WRITTEN INSTRUCTION: Each entry below must be repeated exactly, with pictures left out.

PROVIDED INFORMATION:
- - - - -
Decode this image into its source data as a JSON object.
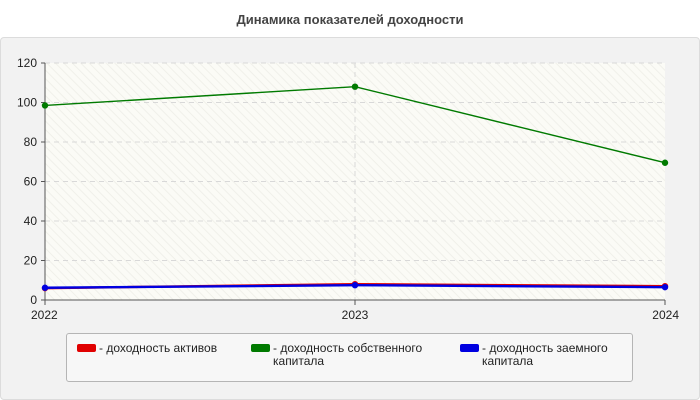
{
  "chart_data": {
    "type": "line",
    "title": "Динамика показателей доходности",
    "xlabel": "",
    "ylabel": "",
    "categories": [
      "2022",
      "2023",
      "2024"
    ],
    "ylim": [
      0,
      120
    ],
    "yticks": [
      0,
      20,
      40,
      60,
      80,
      100,
      120
    ],
    "grid": true,
    "legend_position": "bottom",
    "series": [
      {
        "name": "- доходность активов",
        "values": [
          6.0,
          8.0,
          7.0
        ],
        "color": "#e00000"
      },
      {
        "name": "- доходность собственного капитала",
        "values": [
          98.5,
          108.0,
          69.5
        ],
        "color": "#007a00"
      },
      {
        "name": "- доходность заемного капитала",
        "values": [
          6.2,
          7.5,
          6.5
        ],
        "color": "#0000e0"
      }
    ]
  }
}
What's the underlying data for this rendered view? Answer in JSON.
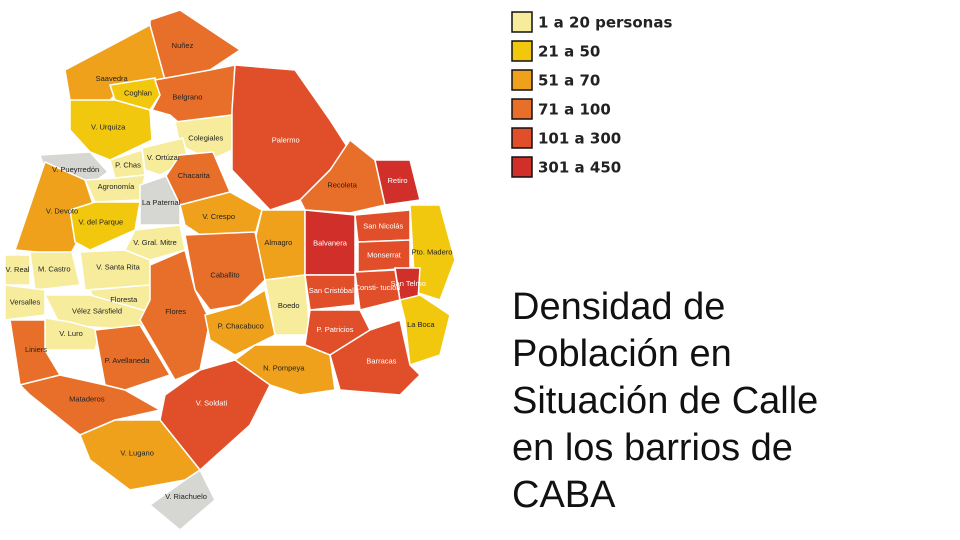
{
  "map": {
    "title": "Densidad de Población en Situación de Calle en los barrios de CABA",
    "no_data_color": "#d6d6d3",
    "legend": [
      {
        "label": "1 a 20 personas",
        "color": "#f6ec9c"
      },
      {
        "label": "21 a 50",
        "color": "#f2c80f"
      },
      {
        "label": "51 a 70",
        "color": "#efa11c"
      },
      {
        "label": "71 a 100",
        "color": "#e86f2a"
      },
      {
        "label": "101 a 300",
        "color": "#e04f2a"
      },
      {
        "label": "301 a 450",
        "color": "#d1302a"
      }
    ],
    "neighborhoods": [
      {
        "name": "Nuñez",
        "class": 3
      },
      {
        "name": "Saavedra",
        "class": 2
      },
      {
        "name": "Coghlan",
        "class": 1
      },
      {
        "name": "Belgrano",
        "class": 3
      },
      {
        "name": "V. Urquiza",
        "class": 1
      },
      {
        "name": "Colegiales",
        "class": 0
      },
      {
        "name": "Palermo",
        "class": 4
      },
      {
        "name": "V. Pueyrredón",
        "class": null
      },
      {
        "name": "Recoleta",
        "class": 3
      },
      {
        "name": "Retiro",
        "class": 5
      },
      {
        "name": "V. Ortúzar",
        "class": 0
      },
      {
        "name": "P. Chas",
        "class": 0
      },
      {
        "name": "Chacarita",
        "class": 3
      },
      {
        "name": "Agronomía",
        "class": 0
      },
      {
        "name": "La Paternal",
        "class": null
      },
      {
        "name": "V. Crespo",
        "class": 2
      },
      {
        "name": "V. Devoto",
        "class": 2
      },
      {
        "name": "V. del Parque",
        "class": 1
      },
      {
        "name": "V. Gral. Mitre",
        "class": 0
      },
      {
        "name": "Almagro",
        "class": 2
      },
      {
        "name": "Balvanera",
        "class": 5
      },
      {
        "name": "San Nicolás",
        "class": 4
      },
      {
        "name": "Pto. Madero",
        "class": 1
      },
      {
        "name": "Monserrat",
        "class": 4
      },
      {
        "name": "V. Real",
        "class": 0
      },
      {
        "name": "M. Castro",
        "class": 0
      },
      {
        "name": "V. Santa Rita",
        "class": 0
      },
      {
        "name": "Caballito",
        "class": 3
      },
      {
        "name": "San Cristóbal",
        "class": 4
      },
      {
        "name": "Consti- tución",
        "class": 4
      },
      {
        "name": "San Telmo",
        "class": 5
      },
      {
        "name": "Versalles",
        "class": 0
      },
      {
        "name": "Floresta",
        "class": 0
      },
      {
        "name": "Boedo",
        "class": 0
      },
      {
        "name": "Vélez Sársfield",
        "class": 0
      },
      {
        "name": "Flores",
        "class": 3
      },
      {
        "name": "P. Chacabuco",
        "class": 2
      },
      {
        "name": "La Boca",
        "class": 1
      },
      {
        "name": "V. Luro",
        "class": 0
      },
      {
        "name": "P. Patricios",
        "class": 4
      },
      {
        "name": "Liniers",
        "class": 3
      },
      {
        "name": "P. Avellaneda",
        "class": 3
      },
      {
        "name": "Barracas",
        "class": 4
      },
      {
        "name": "N. Pompeya",
        "class": 2
      },
      {
        "name": "Mataderos",
        "class": 3
      },
      {
        "name": "V. Soldati",
        "class": 4
      },
      {
        "name": "V. Lugano",
        "class": 2
      },
      {
        "name": "V. Riachuelo",
        "class": null
      }
    ]
  }
}
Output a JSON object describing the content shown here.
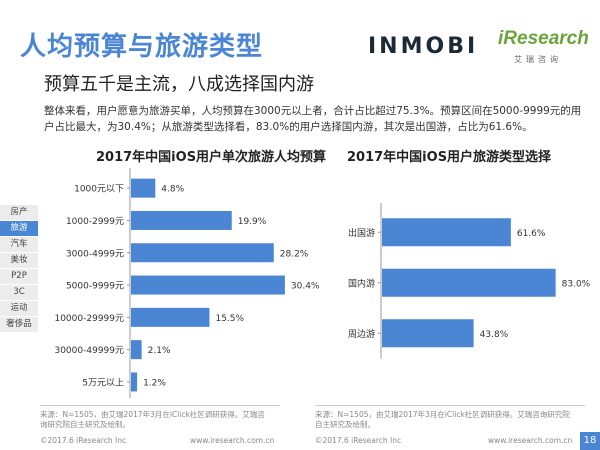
{
  "header": {
    "title": "人均预算与旅游类型",
    "subtitle": "预算五千是主流，八成选择国内游",
    "logo_inmobi": "INMOBI",
    "logo_iresearch": "iResearch",
    "logo_iresearch_tag": "艾瑞咨询"
  },
  "body_text": "整体来看，用户愿意为旅游买单，人均预算在3000元以上者，合计占比超过75.3%。预算区间在5000-9999元的用户占比最大，为30.4%；从旅游类型选择看，83.0%的用户选择国内游，其次是出国游，占比为61.6%。",
  "sidebar": {
    "items": [
      {
        "label": "房产"
      },
      {
        "label": "旅游"
      },
      {
        "label": "汽车"
      },
      {
        "label": "美妆"
      },
      {
        "label": "P2P"
      },
      {
        "label": "3C"
      },
      {
        "label": "运动"
      },
      {
        "label": "奢侈品"
      }
    ],
    "active_index": 1
  },
  "chart_data": [
    {
      "type": "bar",
      "orientation": "horizontal",
      "title": "2017年中国iOS用户单次旅游人均预算",
      "categories": [
        "1000元以下",
        "1000-2999元",
        "3000-4999元",
        "5000-9999元",
        "10000-29999元",
        "30000-49999元",
        "5万元以上"
      ],
      "values": [
        4.8,
        19.9,
        28.2,
        30.4,
        15.5,
        2.1,
        1.2
      ],
      "value_labels": [
        "4.8%",
        "19.9%",
        "28.2%",
        "30.4%",
        "15.5%",
        "2.1%",
        "1.2%"
      ],
      "unit": "%",
      "xlim": [
        0,
        32
      ],
      "color": "#4a86d4"
    },
    {
      "type": "bar",
      "orientation": "horizontal",
      "title": "2017年中国iOS用户旅游类型选择",
      "categories": [
        "出国游",
        "国内游",
        "周边游"
      ],
      "values": [
        61.6,
        83.0,
        43.8
      ],
      "value_labels": [
        "61.6%",
        "83.0%",
        "43.8%"
      ],
      "unit": "%",
      "xlim": [
        0,
        87
      ],
      "color": "#4a86d4"
    }
  ],
  "footer": {
    "source_left": "来源：N=1505，由艾瑞2017年3月在iClick社区调研获得。艾瑞咨询研究院自主研究及绘制。",
    "source_right": "来源：N=1505，由艾瑞2017年3月在iClick社区调研获得。艾瑞咨询研究院自主研究及绘制。",
    "copyright": "©2017.6 iResearch Inc",
    "website": "www.iresearch.com.cn",
    "page_number": "18"
  }
}
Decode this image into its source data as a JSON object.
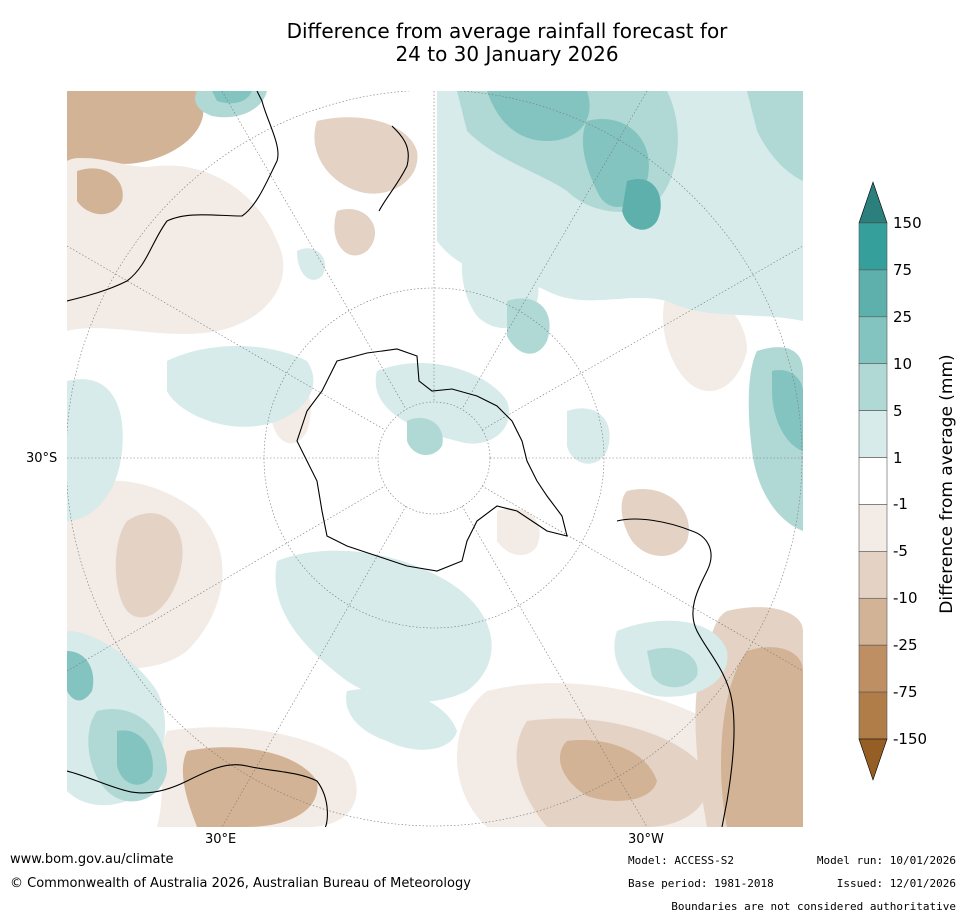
- - - - -
EXERCISE SOLUTION:
Decode this image into its source data as a JSON object.
{
  "chart_data": {
    "type": "line",
    "title": "Динамика показателей доходности",
    "xlabel": "",
    "ylabel": "",
    "categories": [
      "2022",
      "2023",
      "2024"
    ],
    "ylim": [
      0,
      120
    ],
    "yticks": [
      0,
      20,
      40,
      60,
      80,
      100,
      120
    ],
    "grid": true,
    "legend_position": "bottom",
    "series": [
      {
        "name": "- доходность активов",
        "values": [
          6.0,
          8.0,
          7.0
        ],
        "color": "#e00000"
      },
      {
        "name": "- доходность собственного капитала",
        "values": [
          98.5,
          108.0,
          69.5
        ],
        "color": "#007a00"
      },
      {
        "name": "- доходность заемного капитала",
        "values": [
          6.2,
          7.5,
          6.5
        ],
        "color": "#0000e0"
      }
    ]
  }
}
What's the underlying data for this rendered view? Answer in JSON.
{
  "map": {
    "title": "Densidad de Población en Situación de Calle en los barrios de CABA",
    "no_data_color": "#d6d6d3",
    "legend": [
      {
        "label": "1 a 20 personas",
        "color": "#f6ec9c"
      },
      {
        "label": "21 a 50",
        "color": "#f2c80f"
      },
      {
        "label": "51 a 70",
        "color": "#efa11c"
      },
      {
        "label": "71 a 100",
        "color": "#e86f2a"
      },
      {
        "label": "101 a 300",
        "color": "#e04f2a"
      },
      {
        "label": "301 a 450",
        "color": "#d1302a"
      }
    ],
    "neighborhoods": [
      {
        "name": "Nuñez",
        "class": 3
      },
      {
        "name": "Saavedra",
        "class": 2
      },
      {
        "name": "Coghlan",
        "class": 1
      },
      {
        "name": "Belgrano",
        "class": 3
      },
      {
        "name": "V. Urquiza",
        "class": 1
      },
      {
        "name": "Colegiales",
        "class": 0
      },
      {
        "name": "Palermo",
        "class": 4
      },
      {
        "name": "V. Pueyrredón",
        "class": null
      },
      {
        "name": "Recoleta",
        "class": 3
      },
      {
        "name": "Retiro",
        "class": 5
      },
      {
        "name": "V. Ortúzar",
        "class": 0
      },
      {
        "name": "P. Chas",
        "class": 0
      },
      {
        "name": "Chacarita",
        "class": 3
      },
      {
        "name": "Agronomía",
        "class": 0
      },
      {
        "name": "La Paternal",
        "class": null
      },
      {
        "name": "V. Crespo",
        "class": 2
      },
      {
        "name": "V. Devoto",
        "class": 2
      },
      {
        "name": "V. del Parque",
        "class": 1
      },
      {
        "name": "V. Gral. Mitre",
        "class": 0
      },
      {
        "name": "Almagro",
        "class": 2
      },
      {
        "name": "Balvanera",
        "class": 5
      },
      {
        "name": "San Nicolás",
        "class": 4
      },
      {
        "name": "Pto. Madero",
        "class": 1
      },
      {
        "name": "Monserrat",
        "class": 4
      },
      {
        "name": "V. Real",
        "class": 0
      },
      {
        "name": "M. Castro",
        "class": 0
      },
      {
        "name": "V. Santa Rita",
        "class": 0
      },
      {
        "name": "Caballito",
        "class": 3
      },
      {
        "name": "San Cristóbal",
        "class": 4
      },
      {
        "name": "Consti- tución",
        "class": 4
      },
      {
        "name": "San Telmo",
        "class": 5
      },
      {
        "name": "Versalles",
        "class": 0
      },
      {
        "name": "Floresta",
        "class": 0
      },
      {
        "name": "Boedo",
        "class": 0
      },
      {
        "name": "Vélez Sársfield",
        "class": 0
      },
      {
        "name": "Flores",
        "class": 3
      },
      {
        "name": "P. Chacabuco",
        "class": 2
      },
      {
        "name": "La Boca",
        "class": 1
      },
      {
        "name": "V. Luro",
        "class": 0
      },
      {
        "name": "P. Patricios",
        "class": 4
      },
      {
        "name": "Liniers",
        "class": 3
      },
      {
        "name": "P. Avellaneda",
        "class": 3
      },
      {
        "name": "Barracas",
        "class": 4
      },
      {
        "name": "N. Pompeya",
        "class": 2
      },
      {
        "name": "Mataderos",
        "class": 3
      },
      {
        "name": "V. Soldati",
        "class": 4
      },
      {
        "name": "V. Lugano",
        "class": 2
      },
      {
        "name": "V. Riachuelo",
        "class": null
      }
    ]
  }
}
Output a JSON object describing the content shown here.
{
  "header": {
    "title": "人均预算与旅游类型",
    "subtitle": "预算五千是主流，八成选择国内游",
    "logo_inmobi": "INMOBI",
    "logo_iresearch": "iResearch",
    "logo_iresearch_tag": "艾瑞咨询"
  },
  "body_text": "整体来看，用户愿意为旅游买单，人均预算在3000元以上者，合计占比超过75.3%。预算区间在5000-9999元的用户占比最大，为30.4%；从旅游类型选择看，83.0%的用户选择国内游，其次是出国游，占比为61.6%。",
  "sidebar": {
    "items": [
      {
        "label": "房产"
      },
      {
        "label": "旅游"
      },
      {
        "label": "汽车"
      },
      {
        "label": "美妆"
      },
      {
        "label": "P2P"
      },
      {
        "label": "3C"
      },
      {
        "label": "运动"
      },
      {
        "label": "奢侈品"
      }
    ],
    "active_index": 1
  },
  "chart_data": [
    {
      "type": "bar",
      "orientation": "horizontal",
      "title": "2017年中国iOS用户单次旅游人均预算",
      "categories": [
        "1000元以下",
        "1000-2999元",
        "3000-4999元",
        "5000-9999元",
        "10000-29999元",
        "30000-49999元",
        "5万元以上"
      ],
      "values": [
        4.8,
        19.9,
        28.2,
        30.4,
        15.5,
        2.1,
        1.2
      ],
      "value_labels": [
        "4.8%",
        "19.9%",
        "28.2%",
        "30.4%",
        "15.5%",
        "2.1%",
        "1.2%"
      ],
      "unit": "%",
      "xlim": [
        0,
        32
      ],
      "color": "#4a86d4"
    },
    {
      "type": "bar",
      "orientation": "horizontal",
      "title": "2017年中国iOS用户旅游类型选择",
      "categories": [
        "出国游",
        "国内游",
        "周边游"
      ],
      "values": [
        61.6,
        83.0,
        43.8
      ],
      "value_labels": [
        "61.6%",
        "83.0%",
        "43.8%"
      ],
      "unit": "%",
      "xlim": [
        0,
        87
      ],
      "color": "#4a86d4"
    }
  ],
  "footer": {
    "source_left": "来源：N=1505，由艾瑞2017年3月在iClick社区调研获得。艾瑞咨询研究院自主研究及绘制。",
    "source_right": "来源：N=1505，由艾瑞2017年3月在iClick社区调研获得。艾瑞咨询研究院自主研究及绘制。",
    "copyright": "©2017.6 iResearch Inc",
    "website": "www.iresearch.com.cn",
    "page_number": "18"
  }
}
Decode this image into its source data as a JSON object.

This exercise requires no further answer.